Records to use:

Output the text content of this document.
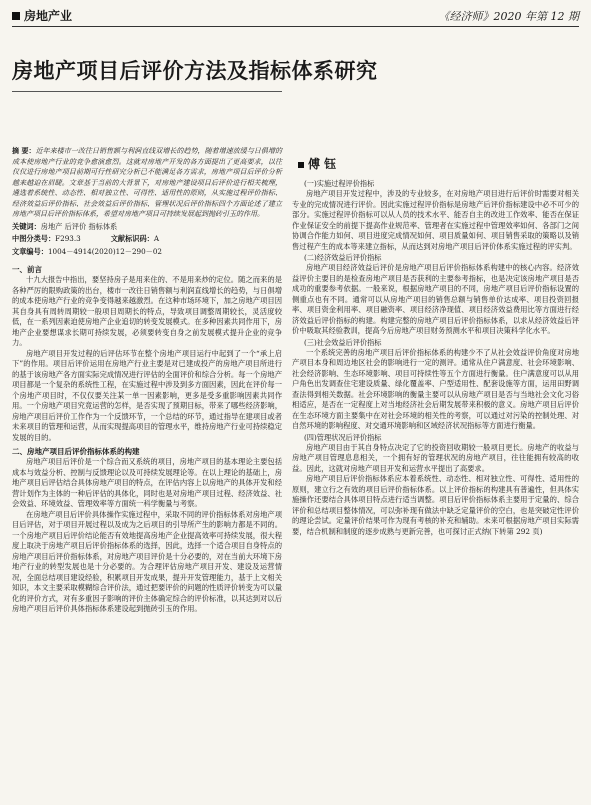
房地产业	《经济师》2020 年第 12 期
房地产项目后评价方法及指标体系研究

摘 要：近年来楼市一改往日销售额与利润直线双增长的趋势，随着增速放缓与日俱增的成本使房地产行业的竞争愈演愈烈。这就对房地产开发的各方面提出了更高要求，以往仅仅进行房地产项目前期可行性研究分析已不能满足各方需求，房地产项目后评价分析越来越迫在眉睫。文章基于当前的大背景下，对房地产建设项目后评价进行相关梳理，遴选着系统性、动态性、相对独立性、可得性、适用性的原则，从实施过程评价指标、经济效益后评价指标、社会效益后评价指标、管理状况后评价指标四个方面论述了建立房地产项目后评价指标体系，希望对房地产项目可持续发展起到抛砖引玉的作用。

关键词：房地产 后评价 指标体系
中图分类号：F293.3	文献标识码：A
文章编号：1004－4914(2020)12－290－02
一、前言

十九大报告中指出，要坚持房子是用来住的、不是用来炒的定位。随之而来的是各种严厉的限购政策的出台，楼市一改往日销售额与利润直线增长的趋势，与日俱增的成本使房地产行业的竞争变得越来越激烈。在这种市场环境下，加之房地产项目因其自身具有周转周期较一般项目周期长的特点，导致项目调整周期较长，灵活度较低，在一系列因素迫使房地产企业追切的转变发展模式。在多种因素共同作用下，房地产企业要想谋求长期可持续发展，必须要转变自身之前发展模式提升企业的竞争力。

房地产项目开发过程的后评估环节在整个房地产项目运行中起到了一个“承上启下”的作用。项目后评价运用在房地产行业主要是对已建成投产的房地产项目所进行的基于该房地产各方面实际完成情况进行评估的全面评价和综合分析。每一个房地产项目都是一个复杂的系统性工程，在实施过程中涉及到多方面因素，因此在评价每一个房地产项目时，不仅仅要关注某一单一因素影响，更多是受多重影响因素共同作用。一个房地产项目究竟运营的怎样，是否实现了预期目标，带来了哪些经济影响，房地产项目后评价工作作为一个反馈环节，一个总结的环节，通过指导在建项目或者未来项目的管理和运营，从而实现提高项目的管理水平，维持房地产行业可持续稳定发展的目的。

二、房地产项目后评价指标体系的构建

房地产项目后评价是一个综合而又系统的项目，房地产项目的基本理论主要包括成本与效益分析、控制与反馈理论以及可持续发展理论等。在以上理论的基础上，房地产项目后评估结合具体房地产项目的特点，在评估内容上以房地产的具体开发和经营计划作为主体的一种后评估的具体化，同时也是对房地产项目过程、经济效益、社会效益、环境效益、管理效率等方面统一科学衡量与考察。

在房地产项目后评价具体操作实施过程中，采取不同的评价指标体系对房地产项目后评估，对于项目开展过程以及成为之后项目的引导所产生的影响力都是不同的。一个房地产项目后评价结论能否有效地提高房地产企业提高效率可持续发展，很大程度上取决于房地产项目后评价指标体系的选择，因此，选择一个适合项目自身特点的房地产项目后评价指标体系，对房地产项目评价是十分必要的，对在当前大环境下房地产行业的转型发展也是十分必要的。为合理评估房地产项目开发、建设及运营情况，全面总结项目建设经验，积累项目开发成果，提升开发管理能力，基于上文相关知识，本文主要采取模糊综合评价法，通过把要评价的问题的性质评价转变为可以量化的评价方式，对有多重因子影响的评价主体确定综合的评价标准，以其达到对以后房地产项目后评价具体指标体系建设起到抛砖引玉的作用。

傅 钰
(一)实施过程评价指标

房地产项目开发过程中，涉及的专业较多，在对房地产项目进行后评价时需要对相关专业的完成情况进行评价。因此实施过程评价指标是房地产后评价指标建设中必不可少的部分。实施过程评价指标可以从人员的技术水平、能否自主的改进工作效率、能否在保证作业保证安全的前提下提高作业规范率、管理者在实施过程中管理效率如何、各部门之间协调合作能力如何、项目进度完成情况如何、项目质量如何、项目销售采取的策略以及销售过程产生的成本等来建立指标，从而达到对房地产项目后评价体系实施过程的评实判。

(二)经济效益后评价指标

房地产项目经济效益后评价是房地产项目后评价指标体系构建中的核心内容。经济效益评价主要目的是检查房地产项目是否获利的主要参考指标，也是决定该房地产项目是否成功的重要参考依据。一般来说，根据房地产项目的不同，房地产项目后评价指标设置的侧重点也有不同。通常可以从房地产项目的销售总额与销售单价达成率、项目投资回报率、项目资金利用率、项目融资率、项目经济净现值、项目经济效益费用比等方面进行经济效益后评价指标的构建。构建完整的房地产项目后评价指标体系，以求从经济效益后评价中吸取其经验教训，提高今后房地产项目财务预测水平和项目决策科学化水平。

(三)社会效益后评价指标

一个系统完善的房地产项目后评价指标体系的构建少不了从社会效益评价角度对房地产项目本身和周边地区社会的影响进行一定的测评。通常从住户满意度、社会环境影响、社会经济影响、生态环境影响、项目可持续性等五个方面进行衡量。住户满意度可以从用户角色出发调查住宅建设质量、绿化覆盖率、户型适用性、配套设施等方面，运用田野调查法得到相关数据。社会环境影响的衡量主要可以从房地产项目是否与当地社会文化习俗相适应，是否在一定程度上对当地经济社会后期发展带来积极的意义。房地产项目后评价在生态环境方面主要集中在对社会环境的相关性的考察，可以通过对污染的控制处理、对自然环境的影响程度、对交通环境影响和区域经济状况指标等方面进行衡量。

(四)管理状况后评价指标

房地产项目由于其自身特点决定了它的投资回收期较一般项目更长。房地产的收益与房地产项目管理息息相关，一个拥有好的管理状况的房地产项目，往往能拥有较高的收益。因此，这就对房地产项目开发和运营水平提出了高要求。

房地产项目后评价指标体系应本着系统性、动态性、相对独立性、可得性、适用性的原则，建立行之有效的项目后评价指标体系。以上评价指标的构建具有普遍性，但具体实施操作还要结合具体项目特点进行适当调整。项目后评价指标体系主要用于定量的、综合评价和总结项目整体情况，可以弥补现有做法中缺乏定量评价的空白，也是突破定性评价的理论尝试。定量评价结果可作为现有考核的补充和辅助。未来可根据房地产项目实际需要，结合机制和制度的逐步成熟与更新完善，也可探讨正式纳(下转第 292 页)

Requirement: Quote all the lines above exactly as given. Do not include the pictures.

Right answer:
Output the text content of this document.
房地产业	《经济师》2020 年第 12 期
房地产项目后评价方法及指标体系研究

摘 要：近年来楼市一改往日销售额与利润直线双增长的趋势，随着增速放缓与日俱增的成本使房地产行业的竞争愈演愈烈。这就对房地产开发的各方面提出了更高要求，以往仅仅进行房地产项目前期可行性研究分析已不能满足各方需求，房地产项目后评价分析越来越迫在眉睫。文章基于当前的大背景下，对房地产建设项目后评价进行相关梳理，遴选着系统性、动态性、相对独立性、可得性、适用性的原则，从实施过程评价指标、经济效益后评价指标、社会效益后评价指标、管理状况后评价指标四个方面论述了建立房地产项目后评价指标体系，希望对房地产项目可持续发展起到抛砖引玉的作用。

关键词：房地产 后评价 指标体系
中图分类号：F293.3	文献标识码：A
文章编号：1004－4914(2020)12－290－02
一、前言

十九大报告中指出，要坚持房子是用来住的、不是用来炒的定位。随之而来的是各种严厉的限购政策的出台，楼市一改往日销售额与利润直线增长的趋势，与日俱增的成本使房地产行业的竞争变得越来越激烈。在这种市场环境下，加之房地产项目因其自身具有周转周期较一般项目周期长的特点，导致项目调整周期较长，灵活度较低，在一系列因素迫使房地产企业追切的转变发展模式。在多种因素共同作用下，房地产企业要想谋求长期可持续发展，必须要转变自身之前发展模式提升企业的竞争力。

房地产项目开发过程的后评估环节在整个房地产项目运行中起到了一个“承上启下”的作用。项目后评价运用在房地产行业主要是对已建成投产的房地产项目所进行的基于该房地产各方面实际完成情况进行评估的全面评价和综合分析。每一个房地产项目都是一个复杂的系统性工程，在实施过程中涉及到多方面因素，因此在评价每一个房地产项目时，不仅仅要关注某一单一因素影响，更多是受多重影响因素共同作用。一个房地产项目究竟运营的怎样，是否实现了预期目标，带来了哪些经济影响，房地产项目后评价工作作为一个反馈环节，一个总结的环节，通过指导在建项目或者未来项目的管理和运营，从而实现提高项目的管理水平，维持房地产行业可持续稳定发展的目的。

二、房地产项目后评价指标体系的构建

房地产项目后评价是一个综合而又系统的项目，房地产项目的基本理论主要包括成本与效益分析、控制与反馈理论以及可持续发展理论等。在以上理论的基础上，房地产项目后评估结合具体房地产项目的特点，在评估内容上以房地产的具体开发和经营计划作为主体的一种后评估的具体化，同时也是对房地产项目过程、经济效益、社会效益、环境效益、管理效率等方面统一科学衡量与考察。

在房地产项目后评价具体操作实施过程中，采取不同的评价指标体系对房地产项目后评估，对于项目开展过程以及成为之后项目的引导所产生的影响力都是不同的。一个房地产项目后评价结论能否有效地提高房地产企业提高效率可持续发展，很大程度上取决于房地产项目后评价指标体系的选择，因此，选择一个适合项目自身特点的房地产项目后评价指标体系，对房地产项目评价是十分必要的，对在当前大环境下房地产行业的转型发展也是十分必要的。为合理评估房地产项目开发、建设及运营情况，全面总结项目建设经验，积累项目开发成果，提升开发管理能力，基于上文相关知识，本文主要采取模糊综合评价法，通过把要评价的问题的性质评价转变为可以量化的评价方式，对有多重因子影响的评价主体确定综合的评价标准，以其达到对以后房地产项目后评价具体指标体系建设起到抛砖引玉的作用。

傅 钰
(一)实施过程评价指标

房地产项目开发过程中，涉及的专业较多，在对房地产项目进行后评价时需要对相关专业的完成情况进行评价。因此实施过程评价指标是房地产后评价指标建设中必不可少的部分。实施过程评价指标可以从人员的技术水平、能否自主的改进工作效率、能否在保证作业保证安全的前提下提高作业规范率、管理者在实施过程中管理效率如何、各部门之间协调合作能力如何、项目进度完成情况如何、项目质量如何、项目销售采取的策略以及销售过程产生的成本等来建立指标，从而达到对房地产项目后评价体系实施过程的评实判。

(二)经济效益后评价指标

房地产项目经济效益后评价是房地产项目后评价指标体系构建中的核心内容。经济效益评价主要目的是检查房地产项目是否获利的主要参考指标，也是决定该房地产项目是否成功的重要参考依据。一般来说，根据房地产项目的不同，房地产项目后评价指标设置的侧重点也有不同。通常可以从房地产项目的销售总额与销售单价达成率、项目投资回报率、项目资金利用率、项目融资率、项目经济净现值、项目经济效益费用比等方面进行经济效益后评价指标的构建。构建完整的房地产项目后评价指标体系，以求从经济效益后评价中吸取其经验教训，提高今后房地产项目财务预测水平和项目决策科学化水平。

(三)社会效益后评价指标

一个系统完善的房地产项目后评价指标体系的构建少不了从社会效益评价角度对房地产项目本身和周边地区社会的影响进行一定的测评。通常从住户满意度、社会环境影响、社会经济影响、生态环境影响、项目可持续性等五个方面进行衡量。住户满意度可以从用户角色出发调查住宅建设质量、绿化覆盖率、户型适用性、配套设施等方面，运用田野调查法得到相关数据。社会环境影响的衡量主要可以从房地产项目是否与当地社会文化习俗相适应，是否在一定程度上对当地经济社会后期发展带来积极的意义。房地产项目后评价在生态环境方面主要集中在对社会环境的相关性的考察，可以通过对污染的控制处理、对自然环境的影响程度、对交通环境影响和区域经济状况指标等方面进行衡量。

(四)管理状况后评价指标

房地产项目由于其自身特点决定了它的投资回收期较一般项目更长。房地产的收益与房地产项目管理息息相关，一个拥有好的管理状况的房地产项目，往往能拥有较高的收益。因此，这就对房地产项目开发和运营水平提出了高要求。

房地产项目后评价指标体系应本着系统性、动态性、相对独立性、可得性、适用性的原则，建立行之有效的项目后评价指标体系。以上评价指标的构建具有普遍性，但具体实施操作还要结合具体项目特点进行适当调整。项目后评价指标体系主要用于定量的、综合评价和总结项目整体情况，可以弥补现有做法中缺乏定量评价的空白，也是突破定性评价的理论尝试。定量评价结果可作为现有考核的补充和辅助。未来可根据房地产项目实际需要，结合机制和制度的逐步成熟与更新完善，也可探讨正式纳(下转第 292 页)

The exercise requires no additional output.